───── SOURCE EXCERPT ─────
Archive for August, 2008

Analysis of “Visual Similarity of Pen Gestures”

Author:

A. Chris Long, Jr.,  James A. Landay,  Lawrence A. Rowe,  and Joseph Michiels

Summary:

Introduction:

People have trouble remember gestures, especially if they are similar, and gestures are difficult to design. These researchers designed a tool that can advise gesture designers.  Ran experiments to measure gesture similarity, devised an algorithm to compute similarity, and then created design tool to provide advice.

Related Works:

Noted gesture recognition used in Newton, Palm Pilots, word processors, note-taking, air traffic control, etc.  Researchers used single-stroke techniques.

Psychologists attempted to determine how people judged similarity of geometric primitives.  Example: for rectangles, people used width and height. However, different people use different similarity metrics and the same person will even use different metrics for different stimuli (i.e might judge triangles by tilt instead of height and width).  Apparently “the logarithm of the quantitative metrics…correlate with similarity”.

Discussion also covers multi-dimensional scaling (MDS), which reduces the number of input dimensions for viewing on a plot.  Concerns were comparing participants to one another, how many dimensions to use, how to measure distance (Euclidean distance chosen), and assigning meaning to the axes.

User Study 1:

Created a set of empirically determined, dissimilar gestures.  10 participants shown groups of three gestures (aka a “triad” ) and asked to the pick the most dissimilar one from the other two.  Goal 1: to determine what geometric properties influenced perceived similarity, and did so through MDS. Goal 2: to produce a model of gesture similarity to predict similarity between two given gestures, and did so with “regression analysis” (appears to be just feature vectors in a vector space).  Did regression analysis for each dimension and then compared two dimensions at a time for comprehension sake.  Derived equations for each dimension that would plot an arbitrary value from a new gesture.  Their derived model reports gesture similarities with correlation 0.74.
───── RECORDED INFORMATION ─────
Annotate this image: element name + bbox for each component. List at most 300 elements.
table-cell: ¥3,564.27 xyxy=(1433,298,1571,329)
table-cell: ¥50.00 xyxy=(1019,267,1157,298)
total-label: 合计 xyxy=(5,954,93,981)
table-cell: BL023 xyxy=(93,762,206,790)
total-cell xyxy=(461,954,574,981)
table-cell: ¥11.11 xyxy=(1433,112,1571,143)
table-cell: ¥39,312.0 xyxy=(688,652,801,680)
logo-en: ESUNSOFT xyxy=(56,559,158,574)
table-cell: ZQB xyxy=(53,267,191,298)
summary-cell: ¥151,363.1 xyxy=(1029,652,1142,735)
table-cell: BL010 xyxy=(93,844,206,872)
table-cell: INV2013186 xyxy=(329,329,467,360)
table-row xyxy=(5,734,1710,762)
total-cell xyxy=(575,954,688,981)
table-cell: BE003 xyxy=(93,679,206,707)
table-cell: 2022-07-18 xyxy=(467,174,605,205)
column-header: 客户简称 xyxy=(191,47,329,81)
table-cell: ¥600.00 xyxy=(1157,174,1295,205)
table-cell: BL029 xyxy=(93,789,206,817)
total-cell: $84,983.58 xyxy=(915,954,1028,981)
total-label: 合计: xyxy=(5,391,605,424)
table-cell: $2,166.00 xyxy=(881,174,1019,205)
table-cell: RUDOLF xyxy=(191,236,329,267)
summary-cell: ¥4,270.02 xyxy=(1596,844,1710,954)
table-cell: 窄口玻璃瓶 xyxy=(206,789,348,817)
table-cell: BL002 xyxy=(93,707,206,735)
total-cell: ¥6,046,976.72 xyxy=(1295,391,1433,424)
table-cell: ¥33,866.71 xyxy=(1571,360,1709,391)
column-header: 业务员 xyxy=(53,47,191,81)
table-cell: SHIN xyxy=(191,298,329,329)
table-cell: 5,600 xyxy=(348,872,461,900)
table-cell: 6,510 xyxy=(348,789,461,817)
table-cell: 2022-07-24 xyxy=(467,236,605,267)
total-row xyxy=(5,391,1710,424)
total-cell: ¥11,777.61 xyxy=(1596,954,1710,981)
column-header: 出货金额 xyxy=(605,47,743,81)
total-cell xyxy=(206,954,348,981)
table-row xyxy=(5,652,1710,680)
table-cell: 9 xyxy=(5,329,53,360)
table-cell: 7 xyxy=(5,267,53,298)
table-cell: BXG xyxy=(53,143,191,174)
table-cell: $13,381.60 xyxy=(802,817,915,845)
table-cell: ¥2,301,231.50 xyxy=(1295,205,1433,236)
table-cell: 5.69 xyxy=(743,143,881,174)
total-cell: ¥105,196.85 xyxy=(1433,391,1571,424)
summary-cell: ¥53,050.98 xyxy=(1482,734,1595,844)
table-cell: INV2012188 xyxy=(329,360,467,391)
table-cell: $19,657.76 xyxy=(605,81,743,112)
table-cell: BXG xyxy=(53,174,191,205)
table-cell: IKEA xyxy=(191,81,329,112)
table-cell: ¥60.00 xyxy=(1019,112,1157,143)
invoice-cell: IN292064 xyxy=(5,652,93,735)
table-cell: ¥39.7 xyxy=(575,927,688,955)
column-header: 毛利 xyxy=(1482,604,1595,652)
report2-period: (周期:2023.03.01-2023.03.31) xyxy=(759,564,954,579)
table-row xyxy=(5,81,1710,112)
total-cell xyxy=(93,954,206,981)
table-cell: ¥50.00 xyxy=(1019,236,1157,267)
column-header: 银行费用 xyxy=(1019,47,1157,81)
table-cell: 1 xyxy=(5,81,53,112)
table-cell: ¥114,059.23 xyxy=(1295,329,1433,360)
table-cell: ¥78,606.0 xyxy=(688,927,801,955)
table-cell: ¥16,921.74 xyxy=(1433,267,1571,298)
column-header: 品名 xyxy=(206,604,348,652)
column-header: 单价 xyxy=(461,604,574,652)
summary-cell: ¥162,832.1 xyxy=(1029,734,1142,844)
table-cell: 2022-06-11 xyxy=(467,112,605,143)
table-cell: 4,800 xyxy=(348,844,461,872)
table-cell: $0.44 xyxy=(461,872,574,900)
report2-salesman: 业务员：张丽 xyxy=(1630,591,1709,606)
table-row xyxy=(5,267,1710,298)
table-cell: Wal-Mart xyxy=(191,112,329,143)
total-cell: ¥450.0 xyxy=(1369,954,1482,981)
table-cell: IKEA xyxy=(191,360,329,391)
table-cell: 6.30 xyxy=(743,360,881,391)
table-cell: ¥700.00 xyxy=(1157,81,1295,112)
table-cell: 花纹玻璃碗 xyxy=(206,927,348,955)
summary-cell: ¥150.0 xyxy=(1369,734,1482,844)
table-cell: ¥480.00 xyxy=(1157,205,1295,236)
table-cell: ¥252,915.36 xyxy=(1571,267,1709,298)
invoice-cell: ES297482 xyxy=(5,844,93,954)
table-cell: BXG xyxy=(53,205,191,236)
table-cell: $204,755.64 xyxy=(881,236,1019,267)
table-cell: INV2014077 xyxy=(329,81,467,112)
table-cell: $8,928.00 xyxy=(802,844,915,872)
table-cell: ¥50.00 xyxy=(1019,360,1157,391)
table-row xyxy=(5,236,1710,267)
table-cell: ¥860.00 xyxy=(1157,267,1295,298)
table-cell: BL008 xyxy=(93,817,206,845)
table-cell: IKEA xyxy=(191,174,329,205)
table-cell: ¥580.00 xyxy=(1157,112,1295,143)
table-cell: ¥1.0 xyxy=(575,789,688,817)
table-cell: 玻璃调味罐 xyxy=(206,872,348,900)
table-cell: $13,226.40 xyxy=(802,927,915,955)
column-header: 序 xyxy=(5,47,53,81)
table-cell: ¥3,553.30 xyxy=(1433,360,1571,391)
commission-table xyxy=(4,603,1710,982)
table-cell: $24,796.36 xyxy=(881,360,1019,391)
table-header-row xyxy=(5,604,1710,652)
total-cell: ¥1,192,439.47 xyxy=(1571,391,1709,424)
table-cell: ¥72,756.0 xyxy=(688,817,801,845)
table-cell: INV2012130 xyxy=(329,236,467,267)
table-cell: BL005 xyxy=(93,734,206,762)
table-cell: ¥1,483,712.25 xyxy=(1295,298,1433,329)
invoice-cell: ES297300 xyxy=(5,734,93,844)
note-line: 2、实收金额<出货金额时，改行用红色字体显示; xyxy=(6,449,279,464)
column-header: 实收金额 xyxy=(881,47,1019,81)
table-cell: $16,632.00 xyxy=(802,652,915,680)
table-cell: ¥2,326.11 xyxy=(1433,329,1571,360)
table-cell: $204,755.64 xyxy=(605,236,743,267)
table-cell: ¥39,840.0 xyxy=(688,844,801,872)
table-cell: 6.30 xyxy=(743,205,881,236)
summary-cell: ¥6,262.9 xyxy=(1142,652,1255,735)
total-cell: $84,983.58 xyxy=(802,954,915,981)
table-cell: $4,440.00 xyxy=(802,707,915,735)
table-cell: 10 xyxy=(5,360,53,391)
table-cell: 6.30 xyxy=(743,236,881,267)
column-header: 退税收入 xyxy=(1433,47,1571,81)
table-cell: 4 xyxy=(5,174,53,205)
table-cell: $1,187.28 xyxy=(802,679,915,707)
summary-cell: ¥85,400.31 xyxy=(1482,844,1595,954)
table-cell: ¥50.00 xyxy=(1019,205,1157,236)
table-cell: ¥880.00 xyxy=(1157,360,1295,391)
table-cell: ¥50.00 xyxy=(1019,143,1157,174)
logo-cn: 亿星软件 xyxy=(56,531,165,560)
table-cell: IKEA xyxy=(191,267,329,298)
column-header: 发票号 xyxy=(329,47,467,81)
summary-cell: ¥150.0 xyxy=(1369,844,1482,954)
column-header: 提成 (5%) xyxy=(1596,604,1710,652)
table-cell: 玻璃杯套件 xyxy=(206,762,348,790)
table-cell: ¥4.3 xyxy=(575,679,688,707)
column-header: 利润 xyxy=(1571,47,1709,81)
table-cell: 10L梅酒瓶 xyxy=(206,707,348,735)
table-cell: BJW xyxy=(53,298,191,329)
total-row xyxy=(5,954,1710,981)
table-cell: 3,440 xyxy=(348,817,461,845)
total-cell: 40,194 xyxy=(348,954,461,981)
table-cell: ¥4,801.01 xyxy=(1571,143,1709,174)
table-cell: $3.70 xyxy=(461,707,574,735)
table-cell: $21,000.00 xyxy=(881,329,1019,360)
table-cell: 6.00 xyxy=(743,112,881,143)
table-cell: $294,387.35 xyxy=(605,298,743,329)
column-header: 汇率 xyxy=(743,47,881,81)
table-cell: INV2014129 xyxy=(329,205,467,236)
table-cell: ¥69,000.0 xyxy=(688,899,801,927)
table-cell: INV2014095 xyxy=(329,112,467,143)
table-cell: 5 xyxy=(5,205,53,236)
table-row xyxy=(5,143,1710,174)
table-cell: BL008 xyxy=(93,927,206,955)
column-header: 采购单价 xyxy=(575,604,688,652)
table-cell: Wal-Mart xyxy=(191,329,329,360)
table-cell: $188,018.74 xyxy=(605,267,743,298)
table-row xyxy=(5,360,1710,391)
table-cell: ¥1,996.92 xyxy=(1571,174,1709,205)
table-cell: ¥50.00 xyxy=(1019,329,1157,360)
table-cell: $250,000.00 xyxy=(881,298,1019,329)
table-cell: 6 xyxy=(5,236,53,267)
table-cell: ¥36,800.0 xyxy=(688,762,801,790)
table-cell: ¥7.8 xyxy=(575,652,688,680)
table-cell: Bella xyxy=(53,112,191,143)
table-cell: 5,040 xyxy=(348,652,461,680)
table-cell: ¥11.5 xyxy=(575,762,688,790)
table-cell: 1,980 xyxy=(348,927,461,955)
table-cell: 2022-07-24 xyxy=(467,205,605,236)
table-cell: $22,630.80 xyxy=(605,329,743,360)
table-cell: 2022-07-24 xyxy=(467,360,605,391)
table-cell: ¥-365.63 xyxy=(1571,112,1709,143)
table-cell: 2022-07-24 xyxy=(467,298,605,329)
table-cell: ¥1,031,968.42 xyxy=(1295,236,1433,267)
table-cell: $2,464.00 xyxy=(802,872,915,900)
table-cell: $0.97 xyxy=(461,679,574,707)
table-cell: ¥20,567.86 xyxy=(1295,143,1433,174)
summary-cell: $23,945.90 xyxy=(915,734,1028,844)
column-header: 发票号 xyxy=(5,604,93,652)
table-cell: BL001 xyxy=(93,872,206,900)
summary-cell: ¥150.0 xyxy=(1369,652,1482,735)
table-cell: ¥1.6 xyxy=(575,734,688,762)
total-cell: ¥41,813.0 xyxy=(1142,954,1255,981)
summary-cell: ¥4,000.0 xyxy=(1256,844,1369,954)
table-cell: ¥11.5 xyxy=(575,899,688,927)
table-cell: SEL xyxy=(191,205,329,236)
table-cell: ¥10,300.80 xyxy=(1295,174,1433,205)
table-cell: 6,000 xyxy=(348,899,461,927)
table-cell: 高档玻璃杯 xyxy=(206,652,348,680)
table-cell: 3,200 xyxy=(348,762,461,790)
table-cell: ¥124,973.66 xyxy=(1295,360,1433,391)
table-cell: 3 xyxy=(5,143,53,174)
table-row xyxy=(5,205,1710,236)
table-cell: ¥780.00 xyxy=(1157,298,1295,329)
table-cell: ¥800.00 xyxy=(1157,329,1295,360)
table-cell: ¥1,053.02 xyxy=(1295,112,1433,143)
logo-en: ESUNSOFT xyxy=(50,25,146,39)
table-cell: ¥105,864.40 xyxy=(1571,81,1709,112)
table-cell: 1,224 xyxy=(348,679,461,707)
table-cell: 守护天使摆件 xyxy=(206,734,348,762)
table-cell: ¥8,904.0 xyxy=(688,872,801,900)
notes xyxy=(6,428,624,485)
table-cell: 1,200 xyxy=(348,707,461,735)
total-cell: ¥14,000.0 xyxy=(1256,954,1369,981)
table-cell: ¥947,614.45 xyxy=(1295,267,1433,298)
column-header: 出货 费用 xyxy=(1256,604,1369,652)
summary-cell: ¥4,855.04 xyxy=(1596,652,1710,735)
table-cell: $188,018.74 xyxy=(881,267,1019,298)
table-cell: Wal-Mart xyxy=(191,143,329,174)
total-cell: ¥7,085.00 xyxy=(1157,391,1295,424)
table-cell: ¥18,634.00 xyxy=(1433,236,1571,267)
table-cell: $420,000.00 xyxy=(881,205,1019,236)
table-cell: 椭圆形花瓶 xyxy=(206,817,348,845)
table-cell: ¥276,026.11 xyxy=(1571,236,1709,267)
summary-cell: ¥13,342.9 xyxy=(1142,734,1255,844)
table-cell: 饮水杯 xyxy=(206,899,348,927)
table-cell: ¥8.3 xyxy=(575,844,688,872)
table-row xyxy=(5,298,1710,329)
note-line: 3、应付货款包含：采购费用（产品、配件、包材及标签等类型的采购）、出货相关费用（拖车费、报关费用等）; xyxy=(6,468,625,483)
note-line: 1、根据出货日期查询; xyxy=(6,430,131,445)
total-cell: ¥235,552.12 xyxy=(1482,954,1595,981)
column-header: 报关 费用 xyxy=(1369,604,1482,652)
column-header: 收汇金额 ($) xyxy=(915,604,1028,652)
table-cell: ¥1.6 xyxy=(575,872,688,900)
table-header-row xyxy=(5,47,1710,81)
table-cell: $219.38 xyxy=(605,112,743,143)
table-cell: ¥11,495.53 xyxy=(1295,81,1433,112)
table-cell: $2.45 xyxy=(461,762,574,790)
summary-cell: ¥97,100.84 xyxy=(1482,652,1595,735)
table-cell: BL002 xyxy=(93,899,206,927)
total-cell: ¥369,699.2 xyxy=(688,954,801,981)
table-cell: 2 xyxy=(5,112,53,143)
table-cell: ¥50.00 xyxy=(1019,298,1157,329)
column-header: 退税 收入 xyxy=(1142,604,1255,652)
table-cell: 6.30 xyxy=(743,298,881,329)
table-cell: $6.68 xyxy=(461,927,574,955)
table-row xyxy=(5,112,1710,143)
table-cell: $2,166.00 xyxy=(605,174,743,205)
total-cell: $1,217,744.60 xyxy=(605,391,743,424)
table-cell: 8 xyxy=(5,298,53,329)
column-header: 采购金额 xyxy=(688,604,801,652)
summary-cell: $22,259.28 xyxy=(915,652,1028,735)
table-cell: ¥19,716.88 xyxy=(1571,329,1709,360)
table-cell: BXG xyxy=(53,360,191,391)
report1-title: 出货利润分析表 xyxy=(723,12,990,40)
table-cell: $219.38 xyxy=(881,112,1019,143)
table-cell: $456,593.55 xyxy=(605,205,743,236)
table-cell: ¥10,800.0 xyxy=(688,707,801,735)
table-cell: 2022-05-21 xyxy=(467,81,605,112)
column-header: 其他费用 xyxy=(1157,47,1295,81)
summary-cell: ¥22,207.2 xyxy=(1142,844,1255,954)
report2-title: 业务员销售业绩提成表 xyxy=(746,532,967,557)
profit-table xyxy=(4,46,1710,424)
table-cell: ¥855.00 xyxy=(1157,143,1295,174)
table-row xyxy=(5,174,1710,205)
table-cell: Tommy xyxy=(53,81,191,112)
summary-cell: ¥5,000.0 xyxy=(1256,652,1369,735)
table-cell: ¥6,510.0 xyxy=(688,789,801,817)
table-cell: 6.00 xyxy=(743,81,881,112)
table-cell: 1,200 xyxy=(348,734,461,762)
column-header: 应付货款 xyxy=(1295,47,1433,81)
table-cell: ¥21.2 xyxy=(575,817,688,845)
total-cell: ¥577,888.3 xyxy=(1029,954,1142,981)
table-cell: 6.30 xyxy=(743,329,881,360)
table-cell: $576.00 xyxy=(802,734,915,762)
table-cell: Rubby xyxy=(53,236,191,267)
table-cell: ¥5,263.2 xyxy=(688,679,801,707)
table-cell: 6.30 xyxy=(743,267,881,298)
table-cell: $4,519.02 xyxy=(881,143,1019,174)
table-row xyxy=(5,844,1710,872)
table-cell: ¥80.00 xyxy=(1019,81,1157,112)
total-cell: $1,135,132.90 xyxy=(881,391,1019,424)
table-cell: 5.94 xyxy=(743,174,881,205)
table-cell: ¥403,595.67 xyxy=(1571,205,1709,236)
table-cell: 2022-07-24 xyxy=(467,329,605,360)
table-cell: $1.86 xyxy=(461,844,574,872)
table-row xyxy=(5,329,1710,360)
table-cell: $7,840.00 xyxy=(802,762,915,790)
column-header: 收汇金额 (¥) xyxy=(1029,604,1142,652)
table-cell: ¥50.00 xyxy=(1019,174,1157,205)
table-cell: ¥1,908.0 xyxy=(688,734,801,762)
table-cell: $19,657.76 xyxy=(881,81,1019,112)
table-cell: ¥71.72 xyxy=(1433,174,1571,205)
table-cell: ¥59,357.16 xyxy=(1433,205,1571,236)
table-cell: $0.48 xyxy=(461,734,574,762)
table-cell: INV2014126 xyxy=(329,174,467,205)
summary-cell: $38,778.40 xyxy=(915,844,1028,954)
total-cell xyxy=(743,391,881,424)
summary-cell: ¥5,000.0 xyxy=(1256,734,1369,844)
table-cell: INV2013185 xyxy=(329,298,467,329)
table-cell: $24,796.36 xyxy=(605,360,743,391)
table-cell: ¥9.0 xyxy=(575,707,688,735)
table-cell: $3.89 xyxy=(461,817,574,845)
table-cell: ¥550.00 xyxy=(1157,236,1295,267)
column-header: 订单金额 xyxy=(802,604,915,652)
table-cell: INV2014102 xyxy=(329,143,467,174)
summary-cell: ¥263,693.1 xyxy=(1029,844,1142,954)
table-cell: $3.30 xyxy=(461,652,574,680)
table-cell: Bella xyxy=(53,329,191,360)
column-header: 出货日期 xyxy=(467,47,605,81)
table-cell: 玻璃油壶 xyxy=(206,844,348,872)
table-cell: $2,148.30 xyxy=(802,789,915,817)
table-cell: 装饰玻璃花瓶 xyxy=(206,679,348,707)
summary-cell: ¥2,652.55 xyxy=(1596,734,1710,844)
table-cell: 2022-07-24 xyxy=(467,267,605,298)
─────
**TO BE DONE:**
1. Repeat the passage of the gesture similarity summary from "Noted gesture recognition" to "used single-stroke techniques.".
2. According to the gesture similarity summary, how many participants took part in User Study 1?
3. Take the gesture similarity summary further, starting after its final sentence.

**ANSWERS TO EACH TASK:**
1.
Noted gesture recognition used in Newton, Palm Pilots, word processors, note-taking, air traffic control, etc.  Researchers used single-stroke techniques.

2. 10

3.
User Study 2:

Sought to determine how certain features played into similarity (angle of bounding box, length and area of bounding box, rotation). Same setup and goals as before, but participants didn’t see all combinations of gestures. Did independent analysis of each of the three gesture sets to determine how similarity judgements were affected. Used results of study 1 to predict study 2 as well. Found that the bounding box angle is an important feature, and that alignment/non-alignment with the normal coordinate axes is significant to similarity.  The other differences listed above were not significant enough.

Turned the two derived models from each study towards the other and had correlations of 0.56 for the first, and 0.51 for the second.  Authors quick to admit this judging human perception with a computer program is hard, but happy with their results.

Author’s Discussion:

Said their models could still be used for a gesture design tool to advise gesture creation.  Liked MDS and good for discovering “candidate predictors”, but it was limiting, so regression analysis best for creating model.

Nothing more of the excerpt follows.